■ **Written problem**: Find and copy lines holding "Quantum".

Entries from a dataset:
———

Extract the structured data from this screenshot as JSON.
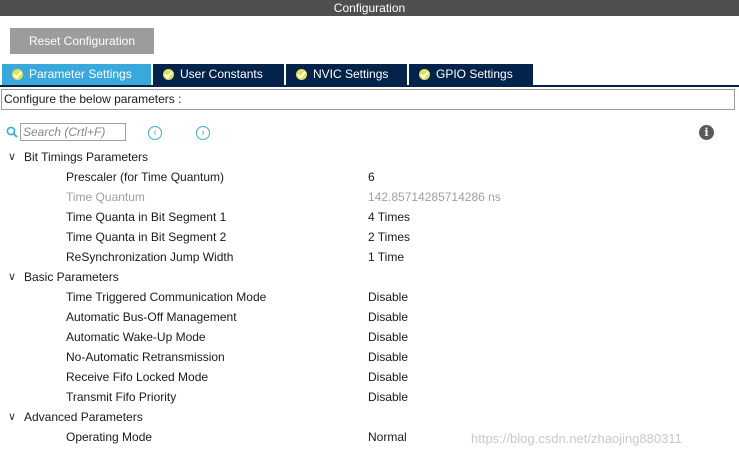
{
  "window": {
    "title": "Configuration"
  },
  "toolbar": {
    "reset_label": "Reset Configuration"
  },
  "tabs": [
    {
      "label": "Parameter Settings",
      "active": true
    },
    {
      "label": "User Constants",
      "active": false
    },
    {
      "label": "NVIC Settings",
      "active": false
    },
    {
      "label": "GPIO Settings",
      "active": false
    }
  ],
  "description": "Configure the below parameters :",
  "search": {
    "placeholder": "Search (Crtl+F)",
    "prev_icon": "chevron-left-circle-icon",
    "next_icon": "chevron-right-circle-icon"
  },
  "groups": [
    {
      "label": "Bit Timings Parameters",
      "params": [
        {
          "name": "Prescaler (for Time Quantum)",
          "value": "6"
        },
        {
          "name": "Time Quantum",
          "value": "142.85714285714286 ns",
          "disabled": true
        },
        {
          "name": "Time Quanta in Bit Segment 1",
          "value": "4 Times"
        },
        {
          "name": "Time Quanta in Bit Segment 2",
          "value": "2 Times"
        },
        {
          "name": "ReSynchronization Jump Width",
          "value": "1 Time"
        }
      ]
    },
    {
      "label": "Basic Parameters",
      "params": [
        {
          "name": "Time Triggered Communication Mode",
          "value": "Disable"
        },
        {
          "name": "Automatic Bus-Off Management",
          "value": "Disable"
        },
        {
          "name": "Automatic Wake-Up Mode",
          "value": "Disable"
        },
        {
          "name": "No-Automatic Retransmission",
          "value": "Disable"
        },
        {
          "name": "Receive Fifo Locked Mode",
          "value": "Disable"
        },
        {
          "name": "Transmit Fifo Priority",
          "value": "Disable"
        }
      ]
    },
    {
      "label": "Advanced Parameters",
      "params": [
        {
          "name": "Operating Mode",
          "value": "Normal"
        }
      ]
    }
  ],
  "watermark": "https://blog.csdn.net/zhaojing880311",
  "colors": {
    "titlebar": "#4f4f4f",
    "tab_active": "#39a9dc",
    "tab_inactive": "#03234b",
    "check_badge": "#e2e05c",
    "button": "#9c9c9c"
  }
}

———

■ **Answer to the task**:
          "name": "Prescaler (for Time Quantum)",
          "name": "Time Quantum",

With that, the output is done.